**WHAT TO PRODUCE:** Every entry below should be repeated exactly; the pictures should not.

**PROVIDED ENTRIES:**
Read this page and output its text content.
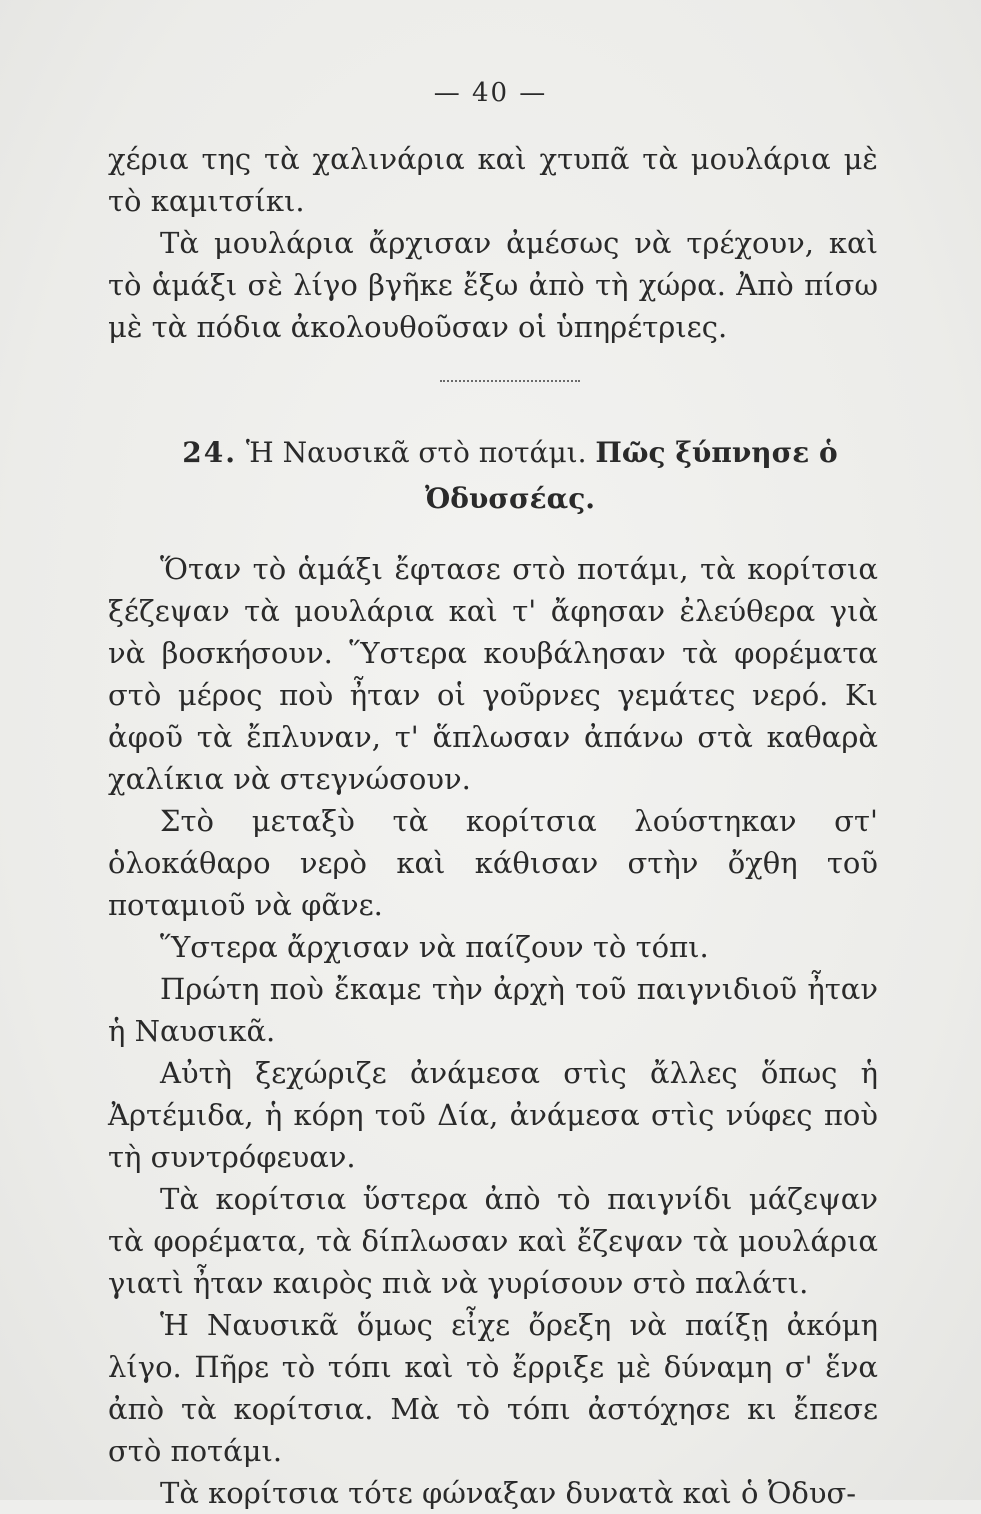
— 40 —

χέρια της τὰ χαλινάρια καὶ χτυπᾶ τὰ μουλάρια μὲ τὸ καμιτσίκι.

Τὰ μουλάρια ἄρχισαν ἀμέσως νὰ τρέχουν, καὶ τὸ ἁμάξι σὲ λίγο βγῆκε ἔξω ἀπὸ τὴ χώρα. Ἀπὸ πίσω μὲ τὰ πόδια ἀκολουθοῦσαν οἱ ὑπηρέτριες.

24. Ἡ Ναυσικᾶ στὸ ποτάμι. Πῶς ξύπνησε ὁ Ὀδυσσέας.

Ὅταν τὸ ἁμάξι ἔφτασε στὸ ποτάμι, τὰ κορίτσια ξέζεψαν τὰ μουλάρια καὶ τ' ἄφησαν ἐλεύθερα γιὰ νὰ βοσκήσουν. Ὕστερα κουβάλησαν τὰ φορέματα στὸ μέρος ποὺ ἦταν οἱ γοῦρνες γεμάτες νερό. Κι ἀφοῦ τὰ ἔπλυναν, τ' ἅπλωσαν ἀπάνω στὰ καθαρὰ χαλίκια νὰ στεγνώσουν.

Στὸ μεταξὺ τὰ κορίτσια λούστηκαν στ' ὁλοκάθαρο νερὸ καὶ κάθισαν στὴν ὄχθη τοῦ ποταμιοῦ νὰ φᾶνε.

Ὕστερα ἄρχισαν νὰ παίζουν τὸ τόπι.

Πρώτη ποὺ ἔκαμε τὴν ἀρχὴ τοῦ παιγνιδιοῦ ἦταν ἡ Ναυσικᾶ.

Αὐτὴ ξεχώριζε ἀνάμεσα στὶς ἄλλες ὅπως ἡ Ἀρτέμιδα, ἡ κόρη τοῦ Δία, ἀνάμεσα στὶς νύφες ποὺ τὴ συντρόφευαν.

Τὰ κορίτσια ὕστερα ἀπὸ τὸ παιγνίδι μάζεψαν τὰ φορέματα, τὰ δίπλωσαν καὶ ἔζεψαν τὰ μουλάρια γιατὶ ἦταν καιρὸς πιὰ νὰ γυρίσουν στὸ παλάτι.

Ἡ Ναυσικᾶ ὅμως εἶχε ὄρεξη νὰ παίξῃ ἀκόμη λίγο. Πῆρε τὸ τόπι καὶ τὸ ἔρριξε μὲ δύναμη σ' ἕνα ἀπὸ τὰ κορίτσια. Μὰ τὸ τόπι ἀστόχησε κι ἔπεσε στὸ ποτάμι.

Τὰ κορίτσια τότε φώναξαν δυνατὰ καὶ ὁ Ὀδυσ-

**FINAL ANSWER:**
Read this page and output its text content.
— 40 —

χέρια της τὰ χαλινάρια καὶ χτυπᾶ τὰ μουλάρια μὲ τὸ καμιτσίκι.

Τὰ μουλάρια ἄρχισαν ἀμέσως νὰ τρέχουν, καὶ τὸ ἁμάξι σὲ λίγο βγῆκε ἔξω ἀπὸ τὴ χώρα. Ἀπὸ πίσω μὲ τὰ πόδια ἀκολουθοῦσαν οἱ ὑπηρέτριες.

24. Ἡ Ναυσικᾶ στὸ ποτάμι. Πῶς ξύπνησε ὁ Ὀδυσσέας.

Ὅταν τὸ ἁμάξι ἔφτασε στὸ ποτάμι, τὰ κορίτσια ξέζεψαν τὰ μουλάρια καὶ τ' ἄφησαν ἐλεύθερα γιὰ νὰ βοσκήσουν. Ὕστερα κουβάλησαν τὰ φορέματα στὸ μέρος ποὺ ἦταν οἱ γοῦρνες γεμάτες νερό. Κι ἀφοῦ τὰ ἔπλυναν, τ' ἅπλωσαν ἀπάνω στὰ καθαρὰ χαλίκια νὰ στεγνώσουν.

Στὸ μεταξὺ τὰ κορίτσια λούστηκαν στ' ὁλοκάθαρο νερὸ καὶ κάθισαν στὴν ὄχθη τοῦ ποταμιοῦ νὰ φᾶνε.

Ὕστερα ἄρχισαν νὰ παίζουν τὸ τόπι.

Πρώτη ποὺ ἔκαμε τὴν ἀρχὴ τοῦ παιγνιδιοῦ ἦταν ἡ Ναυσικᾶ.

Αὐτὴ ξεχώριζε ἀνάμεσα στὶς ἄλλες ὅπως ἡ Ἀρτέμιδα, ἡ κόρη τοῦ Δία, ἀνάμεσα στὶς νύφες ποὺ τὴ συντρόφευαν.

Τὰ κορίτσια ὕστερα ἀπὸ τὸ παιγνίδι μάζεψαν τὰ φορέματα, τὰ δίπλωσαν καὶ ἔζεψαν τὰ μουλάρια γιατὶ ἦταν καιρὸς πιὰ νὰ γυρίσουν στὸ παλάτι.

Ἡ Ναυσικᾶ ὅμως εἶχε ὄρεξη νὰ παίξῃ ἀκόμη λίγο. Πῆρε τὸ τόπι καὶ τὸ ἔρριξε μὲ δύναμη σ' ἕνα ἀπὸ τὰ κορίτσια. Μὰ τὸ τόπι ἀστόχησε κι ἔπεσε στὸ ποτάμι.

Τὰ κορίτσια τότε φώναξαν δυνατὰ καὶ ὁ Ὀδυσ-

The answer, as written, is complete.